-- start Records to use --

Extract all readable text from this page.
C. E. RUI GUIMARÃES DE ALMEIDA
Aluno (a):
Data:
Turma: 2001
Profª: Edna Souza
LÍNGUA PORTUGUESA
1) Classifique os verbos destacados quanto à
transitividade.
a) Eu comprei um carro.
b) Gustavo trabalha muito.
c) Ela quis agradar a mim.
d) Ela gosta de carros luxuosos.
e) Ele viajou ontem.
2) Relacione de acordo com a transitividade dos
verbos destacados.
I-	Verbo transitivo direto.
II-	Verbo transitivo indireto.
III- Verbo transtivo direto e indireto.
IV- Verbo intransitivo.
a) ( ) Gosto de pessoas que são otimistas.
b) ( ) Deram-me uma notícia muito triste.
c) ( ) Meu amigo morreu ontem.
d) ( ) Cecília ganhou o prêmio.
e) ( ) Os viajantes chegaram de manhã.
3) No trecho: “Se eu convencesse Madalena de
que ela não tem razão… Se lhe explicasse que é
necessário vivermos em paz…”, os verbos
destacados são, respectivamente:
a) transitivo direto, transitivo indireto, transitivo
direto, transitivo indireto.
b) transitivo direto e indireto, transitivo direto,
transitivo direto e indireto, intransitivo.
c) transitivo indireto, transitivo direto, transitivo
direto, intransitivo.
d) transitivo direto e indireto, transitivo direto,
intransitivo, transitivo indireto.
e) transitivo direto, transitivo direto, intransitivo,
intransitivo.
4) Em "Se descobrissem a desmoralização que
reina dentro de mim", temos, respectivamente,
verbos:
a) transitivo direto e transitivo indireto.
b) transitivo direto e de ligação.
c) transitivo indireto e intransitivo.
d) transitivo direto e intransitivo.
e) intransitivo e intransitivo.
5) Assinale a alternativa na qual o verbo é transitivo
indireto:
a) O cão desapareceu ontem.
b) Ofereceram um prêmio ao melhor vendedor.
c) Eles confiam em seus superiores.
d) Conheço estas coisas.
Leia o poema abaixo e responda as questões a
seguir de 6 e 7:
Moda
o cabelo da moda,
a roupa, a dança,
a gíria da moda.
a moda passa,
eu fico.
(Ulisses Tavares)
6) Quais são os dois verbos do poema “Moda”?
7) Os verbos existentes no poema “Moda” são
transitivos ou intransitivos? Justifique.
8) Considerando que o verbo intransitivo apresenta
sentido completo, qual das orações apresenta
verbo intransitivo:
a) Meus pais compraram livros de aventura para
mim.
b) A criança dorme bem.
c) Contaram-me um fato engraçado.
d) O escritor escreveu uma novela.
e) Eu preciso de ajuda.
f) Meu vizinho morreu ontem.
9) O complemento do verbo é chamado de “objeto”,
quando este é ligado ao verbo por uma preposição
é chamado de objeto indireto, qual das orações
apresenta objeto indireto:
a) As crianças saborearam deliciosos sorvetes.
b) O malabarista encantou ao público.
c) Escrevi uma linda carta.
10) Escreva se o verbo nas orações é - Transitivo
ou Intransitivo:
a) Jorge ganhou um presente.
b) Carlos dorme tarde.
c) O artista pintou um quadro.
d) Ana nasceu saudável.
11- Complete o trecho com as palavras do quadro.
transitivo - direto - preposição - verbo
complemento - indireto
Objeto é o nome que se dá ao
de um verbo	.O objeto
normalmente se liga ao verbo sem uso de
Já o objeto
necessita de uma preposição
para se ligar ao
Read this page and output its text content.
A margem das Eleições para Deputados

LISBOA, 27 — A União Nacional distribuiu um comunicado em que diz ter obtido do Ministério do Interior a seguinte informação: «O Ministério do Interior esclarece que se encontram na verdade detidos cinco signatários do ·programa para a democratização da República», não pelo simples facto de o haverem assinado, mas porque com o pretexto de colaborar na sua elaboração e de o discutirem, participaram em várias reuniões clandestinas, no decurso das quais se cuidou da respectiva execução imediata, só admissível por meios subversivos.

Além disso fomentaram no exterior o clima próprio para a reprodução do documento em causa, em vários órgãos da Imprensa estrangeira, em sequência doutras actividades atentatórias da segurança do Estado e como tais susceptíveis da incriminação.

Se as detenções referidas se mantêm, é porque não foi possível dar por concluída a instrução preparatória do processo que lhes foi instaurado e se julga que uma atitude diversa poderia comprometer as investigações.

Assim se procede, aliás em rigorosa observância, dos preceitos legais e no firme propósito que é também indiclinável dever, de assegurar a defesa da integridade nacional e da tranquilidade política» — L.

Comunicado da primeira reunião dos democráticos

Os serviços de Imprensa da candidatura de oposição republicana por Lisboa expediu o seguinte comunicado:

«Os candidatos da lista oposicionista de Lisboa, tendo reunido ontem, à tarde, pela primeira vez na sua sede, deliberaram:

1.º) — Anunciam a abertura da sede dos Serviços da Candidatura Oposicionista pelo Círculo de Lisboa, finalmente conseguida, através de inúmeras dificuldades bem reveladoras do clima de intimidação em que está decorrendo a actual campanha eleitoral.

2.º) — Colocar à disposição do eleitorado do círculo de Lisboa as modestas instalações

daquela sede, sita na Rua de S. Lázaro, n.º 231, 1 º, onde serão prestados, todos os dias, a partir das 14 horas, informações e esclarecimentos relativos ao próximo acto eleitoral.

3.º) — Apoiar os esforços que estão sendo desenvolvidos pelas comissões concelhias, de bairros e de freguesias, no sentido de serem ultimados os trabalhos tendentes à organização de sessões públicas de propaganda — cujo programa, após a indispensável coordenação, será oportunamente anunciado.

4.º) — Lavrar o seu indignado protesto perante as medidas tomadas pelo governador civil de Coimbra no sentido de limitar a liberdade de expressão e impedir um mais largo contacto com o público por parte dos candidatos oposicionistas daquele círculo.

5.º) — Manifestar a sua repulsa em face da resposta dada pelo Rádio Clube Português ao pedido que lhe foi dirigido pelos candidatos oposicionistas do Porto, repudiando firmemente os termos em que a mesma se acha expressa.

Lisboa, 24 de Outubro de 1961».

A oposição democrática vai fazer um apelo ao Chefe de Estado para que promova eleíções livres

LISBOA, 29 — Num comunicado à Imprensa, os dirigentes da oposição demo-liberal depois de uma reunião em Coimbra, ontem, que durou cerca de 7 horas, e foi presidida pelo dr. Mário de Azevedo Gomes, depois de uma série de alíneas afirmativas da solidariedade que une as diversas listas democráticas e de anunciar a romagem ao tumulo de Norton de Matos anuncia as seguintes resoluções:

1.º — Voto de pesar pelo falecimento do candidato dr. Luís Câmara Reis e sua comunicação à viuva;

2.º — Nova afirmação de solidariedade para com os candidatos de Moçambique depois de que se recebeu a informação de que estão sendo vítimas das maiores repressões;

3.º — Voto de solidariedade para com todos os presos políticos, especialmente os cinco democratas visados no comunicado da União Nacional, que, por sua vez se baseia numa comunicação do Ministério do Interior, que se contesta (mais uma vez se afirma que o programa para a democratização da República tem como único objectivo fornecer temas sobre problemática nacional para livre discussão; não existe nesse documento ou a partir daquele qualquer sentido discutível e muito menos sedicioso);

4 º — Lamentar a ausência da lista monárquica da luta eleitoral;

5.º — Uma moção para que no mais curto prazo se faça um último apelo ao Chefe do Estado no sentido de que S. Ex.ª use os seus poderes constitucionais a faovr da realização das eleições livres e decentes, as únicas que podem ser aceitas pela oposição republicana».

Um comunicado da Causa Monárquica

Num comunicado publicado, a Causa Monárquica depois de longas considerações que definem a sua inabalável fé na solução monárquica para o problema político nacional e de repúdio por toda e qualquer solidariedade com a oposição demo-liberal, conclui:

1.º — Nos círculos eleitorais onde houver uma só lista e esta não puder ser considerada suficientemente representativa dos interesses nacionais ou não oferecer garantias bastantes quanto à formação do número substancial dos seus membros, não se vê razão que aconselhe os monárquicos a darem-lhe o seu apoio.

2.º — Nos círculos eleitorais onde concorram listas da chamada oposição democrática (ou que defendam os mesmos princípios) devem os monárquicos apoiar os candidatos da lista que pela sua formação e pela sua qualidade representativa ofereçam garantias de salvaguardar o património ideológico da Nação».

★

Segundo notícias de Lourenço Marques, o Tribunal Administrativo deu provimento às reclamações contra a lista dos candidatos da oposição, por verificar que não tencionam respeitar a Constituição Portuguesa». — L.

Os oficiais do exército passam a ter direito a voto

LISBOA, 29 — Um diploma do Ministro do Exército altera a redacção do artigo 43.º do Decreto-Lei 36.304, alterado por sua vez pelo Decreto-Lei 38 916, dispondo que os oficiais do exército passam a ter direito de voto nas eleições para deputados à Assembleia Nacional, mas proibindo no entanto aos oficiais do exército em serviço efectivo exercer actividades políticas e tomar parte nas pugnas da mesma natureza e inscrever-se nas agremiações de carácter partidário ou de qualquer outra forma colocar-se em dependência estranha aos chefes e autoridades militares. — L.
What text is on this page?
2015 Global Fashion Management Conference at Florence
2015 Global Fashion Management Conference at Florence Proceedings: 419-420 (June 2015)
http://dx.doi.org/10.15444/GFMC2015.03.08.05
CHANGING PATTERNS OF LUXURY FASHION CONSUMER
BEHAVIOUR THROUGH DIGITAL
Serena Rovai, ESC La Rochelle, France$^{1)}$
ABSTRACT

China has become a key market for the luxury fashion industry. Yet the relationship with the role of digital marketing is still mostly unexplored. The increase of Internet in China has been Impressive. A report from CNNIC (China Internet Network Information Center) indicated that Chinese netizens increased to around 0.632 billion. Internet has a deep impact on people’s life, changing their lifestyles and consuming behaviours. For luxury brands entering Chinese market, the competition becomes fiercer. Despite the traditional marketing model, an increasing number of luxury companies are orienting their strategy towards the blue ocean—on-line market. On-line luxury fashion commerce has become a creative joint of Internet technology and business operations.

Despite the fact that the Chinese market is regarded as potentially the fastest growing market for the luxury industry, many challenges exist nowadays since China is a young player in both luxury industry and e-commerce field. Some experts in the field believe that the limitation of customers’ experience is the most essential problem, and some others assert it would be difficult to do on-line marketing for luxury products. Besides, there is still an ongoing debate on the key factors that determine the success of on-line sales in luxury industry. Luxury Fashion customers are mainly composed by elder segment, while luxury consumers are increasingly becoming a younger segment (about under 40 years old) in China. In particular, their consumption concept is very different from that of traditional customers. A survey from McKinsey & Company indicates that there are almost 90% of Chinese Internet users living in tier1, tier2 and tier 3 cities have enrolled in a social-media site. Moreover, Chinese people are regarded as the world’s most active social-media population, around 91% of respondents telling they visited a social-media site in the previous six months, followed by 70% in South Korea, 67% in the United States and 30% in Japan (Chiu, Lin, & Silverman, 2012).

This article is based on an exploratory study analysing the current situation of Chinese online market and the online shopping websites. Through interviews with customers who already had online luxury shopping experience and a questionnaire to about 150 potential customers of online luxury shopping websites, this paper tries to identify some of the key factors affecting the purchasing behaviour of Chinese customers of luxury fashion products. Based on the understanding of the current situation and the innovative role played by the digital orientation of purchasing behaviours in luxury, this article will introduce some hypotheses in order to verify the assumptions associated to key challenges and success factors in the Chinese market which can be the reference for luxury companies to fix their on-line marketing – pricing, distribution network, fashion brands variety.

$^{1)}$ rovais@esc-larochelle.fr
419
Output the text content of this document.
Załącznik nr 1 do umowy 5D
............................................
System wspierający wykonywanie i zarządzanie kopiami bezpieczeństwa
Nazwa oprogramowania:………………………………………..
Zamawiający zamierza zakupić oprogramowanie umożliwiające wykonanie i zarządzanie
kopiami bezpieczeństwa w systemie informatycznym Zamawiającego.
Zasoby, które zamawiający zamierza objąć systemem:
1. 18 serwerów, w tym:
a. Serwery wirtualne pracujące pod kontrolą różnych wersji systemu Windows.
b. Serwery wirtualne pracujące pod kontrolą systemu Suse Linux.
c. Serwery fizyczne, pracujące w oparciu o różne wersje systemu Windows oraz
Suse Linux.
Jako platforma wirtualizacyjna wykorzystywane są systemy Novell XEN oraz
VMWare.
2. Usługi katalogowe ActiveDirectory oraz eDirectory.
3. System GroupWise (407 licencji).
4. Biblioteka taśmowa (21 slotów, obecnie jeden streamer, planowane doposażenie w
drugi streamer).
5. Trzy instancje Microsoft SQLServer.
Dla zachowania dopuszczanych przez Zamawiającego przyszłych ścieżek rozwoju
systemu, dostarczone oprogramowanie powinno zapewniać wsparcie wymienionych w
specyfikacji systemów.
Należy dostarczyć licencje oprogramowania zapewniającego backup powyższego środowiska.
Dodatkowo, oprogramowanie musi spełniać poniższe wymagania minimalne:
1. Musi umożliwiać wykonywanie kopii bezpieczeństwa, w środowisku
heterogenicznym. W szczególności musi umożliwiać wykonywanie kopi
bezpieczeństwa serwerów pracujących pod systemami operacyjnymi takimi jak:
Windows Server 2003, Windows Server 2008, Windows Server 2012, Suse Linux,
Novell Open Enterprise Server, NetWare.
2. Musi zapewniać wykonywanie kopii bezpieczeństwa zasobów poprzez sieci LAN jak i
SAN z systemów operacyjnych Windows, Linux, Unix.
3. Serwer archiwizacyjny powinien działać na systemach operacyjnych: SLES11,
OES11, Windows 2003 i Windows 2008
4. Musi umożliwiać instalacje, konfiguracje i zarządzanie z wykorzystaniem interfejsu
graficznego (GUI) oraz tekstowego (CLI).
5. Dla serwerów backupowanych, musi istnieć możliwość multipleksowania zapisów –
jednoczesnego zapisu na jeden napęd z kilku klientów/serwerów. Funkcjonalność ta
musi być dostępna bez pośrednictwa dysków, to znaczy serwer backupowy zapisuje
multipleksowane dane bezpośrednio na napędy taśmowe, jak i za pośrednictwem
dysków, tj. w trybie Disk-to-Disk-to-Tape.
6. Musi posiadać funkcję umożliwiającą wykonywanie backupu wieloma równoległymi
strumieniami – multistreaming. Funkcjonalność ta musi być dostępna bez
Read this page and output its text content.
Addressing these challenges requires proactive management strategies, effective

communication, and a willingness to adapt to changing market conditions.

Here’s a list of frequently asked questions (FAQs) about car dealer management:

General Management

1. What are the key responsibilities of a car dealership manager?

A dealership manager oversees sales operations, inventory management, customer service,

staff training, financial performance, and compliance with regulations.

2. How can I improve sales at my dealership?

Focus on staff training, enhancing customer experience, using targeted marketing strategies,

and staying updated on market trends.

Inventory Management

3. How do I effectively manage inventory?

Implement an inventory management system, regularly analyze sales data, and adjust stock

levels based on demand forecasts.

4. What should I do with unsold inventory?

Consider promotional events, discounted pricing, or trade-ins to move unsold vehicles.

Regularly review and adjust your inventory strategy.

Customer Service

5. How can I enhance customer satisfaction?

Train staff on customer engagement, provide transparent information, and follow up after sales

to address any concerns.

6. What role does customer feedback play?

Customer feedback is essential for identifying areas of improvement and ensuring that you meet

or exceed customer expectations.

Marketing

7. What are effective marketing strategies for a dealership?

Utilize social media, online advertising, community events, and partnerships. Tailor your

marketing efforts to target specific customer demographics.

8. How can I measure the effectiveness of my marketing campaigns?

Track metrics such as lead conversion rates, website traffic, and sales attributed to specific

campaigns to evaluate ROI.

-- end Records to use --

Task details: Tally up the lines of the listing containing the word "What". Give only the total.

Result of the task: 5